> Extrait source
○ ○ ○ ○ ○
L'expédition mexicaine
Le combat de Camerone est un épisode de l'expédition du Mexique, décidée par Napoleon III
en 1861, en pleine guerre de Sécession américaine, pour contrer l'expansion des États-Unis et leur domination sur tout le continent américain, l'Empereur estimant alors qu'ils menaçaient les intérêts européens, et français particulièrement. Il s'agissait « de marcher sur Mexico, d'y planter hardiment notre drapeau » pour y établir une monarchie, proposée à l'archiduc Maximilien, frère de l'empereur d'Autriche, et acceptée par lui après une longue hésitation.
Le port de Vera Cruz, dans le golfe du Mexique, et la ville fortifiée de Puebla, protègent alors la route de Mexico. Au début de 1863, le régiment de Légion envoyé au Mexique en renfort des troupes françaises qui s'y trouvent déjà depuis deux ans, reçoit comme mission d'assurer la sécurité des convois de ravitaillement des unités qui assiégent la place.
Les deux bataillons de la Légion étrangère ont débarqué à Vera Cruz le 28 mars 1863. Deux jours plus tard ils sont affectés à la sécurité de la route vers Puebla, vitale pour le ravitaillement du corps expéditionnaire français en train d’assiéger la ville. En effet, les convois sont régulièrement accroché par les forces juaristes locales.
Intervention de la Légion étrangère
Il s'agit d'une compagnie du 2e régiment étranger commandé par le colonel Jeanningros
basé à Sidi-bel-Abbès en Oranie. Embarqués sur le "Saint-Louis" les légionnaires arrivent dans le port de Veracruz le 26 mai 1863. Les hommes de Jeanningros ont mission de surveiller une partie de la route de Veracruz à Cordoba, le tronçon des « Terres chaudes», Tegeria-Chiquihuite.
Le 29 avril 1863, Jeanningros apprend qu'un gros convoi emportant trois millions en numéraires, du matériel de siège et des munitions est en route pour Puebla.
○ ○ ○ ○ ○
> Informations affichées
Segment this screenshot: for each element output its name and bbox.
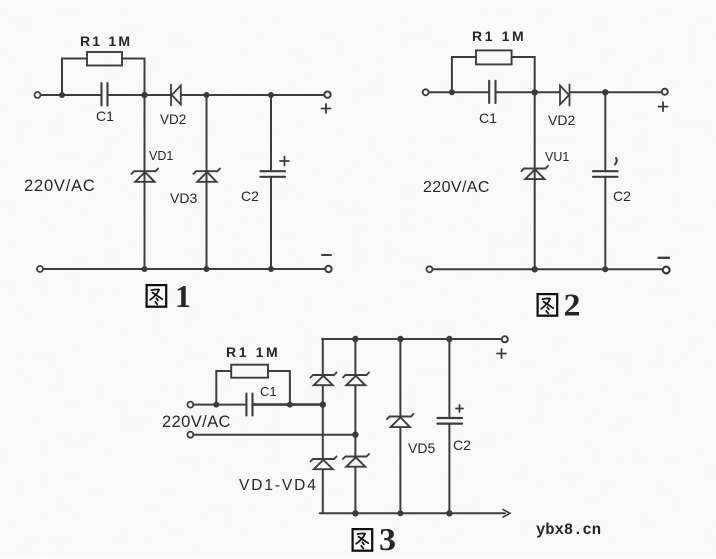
○ ○ ○ ○ ○
> Objectif
Poursuivez, s'il vous plaît, le texte sur le combat de Camerone en reprenant juste après sa dernière phrase.

> Résultat final
Le capitaine Danjou, son adjudant-major, le décide à envoyer au-devant du convoi une compagnie. Le 30 avril, le colonel Jeanningros demande à la compagnie du capitaine Danjou de faire une reconnaissance près de Palo Verde, à une dizaine de kilomètres de Camerone. A ce moment, l'ennemi se montre, le combat s'engage.
Arrivé à la hauteur de l'auberge de Camerone, vaste bâtisse comportant une cour entourée d'un mur de 3 mètres de haut, il décide de s'y retrancher pour fixer l'ennemi
Le capitaine Danjou
répond ainsi au militaire mexicain le sommant de se rendre : « Nous avons des cartouches et ne nous rendrons pas ». Puis, levant la main, il jure de se défendre jusqu'à la mort et fit prêter à ses hommes le même serment.
Ses soixante hommes résistent à deux mille Mexicains : huit cents cavaliers, mille deux cent fantassins.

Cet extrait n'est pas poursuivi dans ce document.